ENTRIES:
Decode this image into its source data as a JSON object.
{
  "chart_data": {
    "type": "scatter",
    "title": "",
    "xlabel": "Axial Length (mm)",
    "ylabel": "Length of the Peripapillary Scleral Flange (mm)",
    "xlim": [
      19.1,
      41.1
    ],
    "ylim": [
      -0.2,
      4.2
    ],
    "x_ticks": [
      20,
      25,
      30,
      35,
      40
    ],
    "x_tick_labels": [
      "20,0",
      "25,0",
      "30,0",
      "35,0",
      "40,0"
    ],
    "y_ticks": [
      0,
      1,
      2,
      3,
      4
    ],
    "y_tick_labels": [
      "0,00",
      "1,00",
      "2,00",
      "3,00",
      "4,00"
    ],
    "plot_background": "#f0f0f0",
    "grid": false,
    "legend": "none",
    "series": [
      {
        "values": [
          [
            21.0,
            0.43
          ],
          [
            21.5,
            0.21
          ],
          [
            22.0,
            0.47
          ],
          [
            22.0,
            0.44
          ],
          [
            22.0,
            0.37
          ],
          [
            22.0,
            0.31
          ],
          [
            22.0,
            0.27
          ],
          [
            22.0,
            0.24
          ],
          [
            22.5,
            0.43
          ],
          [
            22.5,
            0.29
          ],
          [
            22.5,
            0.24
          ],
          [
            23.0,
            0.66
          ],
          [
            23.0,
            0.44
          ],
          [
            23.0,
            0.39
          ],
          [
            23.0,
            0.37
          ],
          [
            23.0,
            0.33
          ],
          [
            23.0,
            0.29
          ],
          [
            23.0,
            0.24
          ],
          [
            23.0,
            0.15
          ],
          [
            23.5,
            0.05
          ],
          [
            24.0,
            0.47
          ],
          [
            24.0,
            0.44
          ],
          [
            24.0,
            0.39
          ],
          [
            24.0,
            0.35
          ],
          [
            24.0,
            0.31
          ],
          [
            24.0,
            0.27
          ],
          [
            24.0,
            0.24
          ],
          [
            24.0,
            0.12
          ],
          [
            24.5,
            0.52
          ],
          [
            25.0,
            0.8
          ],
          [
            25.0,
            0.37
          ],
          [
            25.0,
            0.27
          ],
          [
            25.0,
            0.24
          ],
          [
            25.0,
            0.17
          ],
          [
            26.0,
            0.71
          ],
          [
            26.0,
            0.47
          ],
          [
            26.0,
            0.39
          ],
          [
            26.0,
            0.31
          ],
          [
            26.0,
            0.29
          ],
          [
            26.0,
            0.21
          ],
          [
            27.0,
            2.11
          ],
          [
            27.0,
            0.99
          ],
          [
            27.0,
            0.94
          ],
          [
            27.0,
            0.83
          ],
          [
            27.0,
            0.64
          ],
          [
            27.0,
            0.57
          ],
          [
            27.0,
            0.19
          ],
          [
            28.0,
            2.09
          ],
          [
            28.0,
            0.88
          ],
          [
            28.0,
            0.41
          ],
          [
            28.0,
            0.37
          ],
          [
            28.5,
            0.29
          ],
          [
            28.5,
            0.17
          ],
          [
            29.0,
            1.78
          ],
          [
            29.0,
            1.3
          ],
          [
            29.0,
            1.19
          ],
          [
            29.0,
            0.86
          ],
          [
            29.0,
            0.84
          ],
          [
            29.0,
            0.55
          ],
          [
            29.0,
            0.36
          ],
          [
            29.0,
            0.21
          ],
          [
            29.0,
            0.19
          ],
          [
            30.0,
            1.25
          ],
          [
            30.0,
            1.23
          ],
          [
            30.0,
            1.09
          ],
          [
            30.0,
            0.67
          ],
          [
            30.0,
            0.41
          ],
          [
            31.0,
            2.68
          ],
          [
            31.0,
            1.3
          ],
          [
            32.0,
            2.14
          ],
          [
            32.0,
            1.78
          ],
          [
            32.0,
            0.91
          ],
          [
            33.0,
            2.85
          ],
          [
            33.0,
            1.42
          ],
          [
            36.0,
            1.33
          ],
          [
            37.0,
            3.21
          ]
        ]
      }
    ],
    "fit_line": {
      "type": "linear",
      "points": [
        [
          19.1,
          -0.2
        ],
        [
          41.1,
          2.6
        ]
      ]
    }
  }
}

STATED GOAL:
Please repeat the listing above in full and exactly.

OUTPUT FOR THIS EXERCISE:
Decode this image into its source data as a JSON object.
{
  "chart_data": {
    "type": "scatter",
    "title": "",
    "xlabel": "Axial Length (mm)",
    "ylabel": "Length of the Peripapillary Scleral Flange (mm)",
    "xlim": [
      19.1,
      41.1
    ],
    "ylim": [
      -0.2,
      4.2
    ],
    "x_ticks": [
      20,
      25,
      30,
      35,
      40
    ],
    "x_tick_labels": [
      "20,0",
      "25,0",
      "30,0",
      "35,0",
      "40,0"
    ],
    "y_ticks": [
      0,
      1,
      2,
      3,
      4
    ],
    "y_tick_labels": [
      "0,00",
      "1,00",
      "2,00",
      "3,00",
      "4,00"
    ],
    "plot_background": "#f0f0f0",
    "grid": false,
    "legend": "none",
    "series": [
      {
        "values": [
          [
            21.0,
            0.43
          ],
          [
            21.5,
            0.21
          ],
          [
            22.0,
            0.47
          ],
          [
            22.0,
            0.44
          ],
          [
            22.0,
            0.37
          ],
          [
            22.0,
            0.31
          ],
          [
            22.0,
            0.27
          ],
          [
            22.0,
            0.24
          ],
          [
            22.5,
            0.43
          ],
          [
            22.5,
            0.29
          ],
          [
            22.5,
            0.24
          ],
          [
            23.0,
            0.66
          ],
          [
            23.0,
            0.44
          ],
          [
            23.0,
            0.39
          ],
          [
            23.0,
            0.37
          ],
          [
            23.0,
            0.33
          ],
          [
            23.0,
            0.29
          ],
          [
            23.0,
            0.24
          ],
          [
            23.0,
            0.15
          ],
          [
            23.5,
            0.05
          ],
          [
            24.0,
            0.47
          ],
          [
            24.0,
            0.44
          ],
          [
            24.0,
            0.39
          ],
          [
            24.0,
            0.35
          ],
          [
            24.0,
            0.31
          ],
          [
            24.0,
            0.27
          ],
          [
            24.0,
            0.24
          ],
          [
            24.0,
            0.12
          ],
          [
            24.5,
            0.52
          ],
          [
            25.0,
            0.8
          ],
          [
            25.0,
            0.37
          ],
          [
            25.0,
            0.27
          ],
          [
            25.0,
            0.24
          ],
          [
            25.0,
            0.17
          ],
          [
            26.0,
            0.71
          ],
          [
            26.0,
            0.47
          ],
          [
            26.0,
            0.39
          ],
          [
            26.0,
            0.31
          ],
          [
            26.0,
            0.29
          ],
          [
            26.0,
            0.21
          ],
          [
            27.0,
            2.11
          ],
          [
            27.0,
            0.99
          ],
          [
            27.0,
            0.94
          ],
          [
            27.0,
            0.83
          ],
          [
            27.0,
            0.64
          ],
          [
            27.0,
            0.57
          ],
          [
            27.0,
            0.19
          ],
          [
            28.0,
            2.09
          ],
          [
            28.0,
            0.88
          ],
          [
            28.0,
            0.41
          ],
          [
            28.0,
            0.37
          ],
          [
            28.5,
            0.29
          ],
          [
            28.5,
            0.17
          ],
          [
            29.0,
            1.78
          ],
          [
            29.0,
            1.3
          ],
          [
            29.0,
            1.19
          ],
          [
            29.0,
            0.86
          ],
          [
            29.0,
            0.84
          ],
          [
            29.0,
            0.55
          ],
          [
            29.0,
            0.36
          ],
          [
            29.0,
            0.21
          ],
          [
            29.0,
            0.19
          ],
          [
            30.0,
            1.25
          ],
          [
            30.0,
            1.23
          ],
          [
            30.0,
            1.09
          ],
          [
            30.0,
            0.67
          ],
          [
            30.0,
            0.41
          ],
          [
            31.0,
            2.68
          ],
          [
            31.0,
            1.3
          ],
          [
            32.0,
            2.14
          ],
          [
            32.0,
            1.78
          ],
          [
            32.0,
            0.91
          ],
          [
            33.0,
            2.85
          ],
          [
            33.0,
            1.42
          ],
          [
            36.0,
            1.33
          ],
          [
            37.0,
            3.21
          ]
        ]
      }
    ],
    "fit_line": {
      "type": "linear",
      "points": [
        [
          19.1,
          -0.2
        ],
        [
          41.1,
          2.6
        ]
      ]
    }
  }
}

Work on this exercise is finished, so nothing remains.